GIVEN REQUEST — Pick out the lines below that include the string "Cork".

Stored data
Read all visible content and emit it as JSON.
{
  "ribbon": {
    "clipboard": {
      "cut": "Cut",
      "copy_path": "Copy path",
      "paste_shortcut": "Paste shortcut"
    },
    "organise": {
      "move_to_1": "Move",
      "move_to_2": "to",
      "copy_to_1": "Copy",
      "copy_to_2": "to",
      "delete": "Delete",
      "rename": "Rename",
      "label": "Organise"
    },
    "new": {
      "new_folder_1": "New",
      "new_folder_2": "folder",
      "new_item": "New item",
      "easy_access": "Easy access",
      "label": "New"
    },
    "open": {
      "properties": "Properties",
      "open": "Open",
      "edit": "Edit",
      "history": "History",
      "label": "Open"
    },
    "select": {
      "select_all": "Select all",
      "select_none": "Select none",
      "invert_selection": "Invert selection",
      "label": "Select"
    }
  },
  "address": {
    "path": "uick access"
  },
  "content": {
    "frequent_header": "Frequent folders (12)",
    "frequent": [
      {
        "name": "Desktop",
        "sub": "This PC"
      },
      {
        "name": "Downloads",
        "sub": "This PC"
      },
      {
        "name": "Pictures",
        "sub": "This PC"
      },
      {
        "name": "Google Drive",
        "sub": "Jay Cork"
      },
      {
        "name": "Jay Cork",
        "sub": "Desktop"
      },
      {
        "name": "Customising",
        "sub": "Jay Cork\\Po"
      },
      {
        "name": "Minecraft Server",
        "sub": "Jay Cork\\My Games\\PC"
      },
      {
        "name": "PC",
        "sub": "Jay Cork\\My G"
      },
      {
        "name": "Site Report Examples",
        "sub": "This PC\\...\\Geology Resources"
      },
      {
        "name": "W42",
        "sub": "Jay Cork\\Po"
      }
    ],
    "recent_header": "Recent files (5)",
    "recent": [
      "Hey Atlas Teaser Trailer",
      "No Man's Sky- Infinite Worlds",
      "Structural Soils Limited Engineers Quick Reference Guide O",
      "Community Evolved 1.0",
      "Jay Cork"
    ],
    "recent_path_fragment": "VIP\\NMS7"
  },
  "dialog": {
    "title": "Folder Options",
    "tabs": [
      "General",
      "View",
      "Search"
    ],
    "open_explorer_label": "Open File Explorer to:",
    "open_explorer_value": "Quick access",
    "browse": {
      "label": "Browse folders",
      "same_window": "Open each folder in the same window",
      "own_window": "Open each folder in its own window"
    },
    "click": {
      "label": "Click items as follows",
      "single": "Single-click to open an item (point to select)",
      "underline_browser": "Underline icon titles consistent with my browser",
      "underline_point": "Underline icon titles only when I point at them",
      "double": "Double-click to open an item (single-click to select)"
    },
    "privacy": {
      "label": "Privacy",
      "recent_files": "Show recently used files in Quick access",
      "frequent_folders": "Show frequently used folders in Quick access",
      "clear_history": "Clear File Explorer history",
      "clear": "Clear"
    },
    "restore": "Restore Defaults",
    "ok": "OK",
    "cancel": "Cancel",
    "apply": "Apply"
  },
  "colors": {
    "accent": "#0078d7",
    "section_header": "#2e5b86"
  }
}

FINAL RESULT —
        "sub": "Jay Cork"
        "name": "Jay Cork",
        "sub": "Jay Cork\\Po"
        "sub": "Jay Cork\\My Games\\PC"
        "sub": "Jay Cork\\My G"
        "sub": "Jay Cork\\Po"
      "Jay Cork"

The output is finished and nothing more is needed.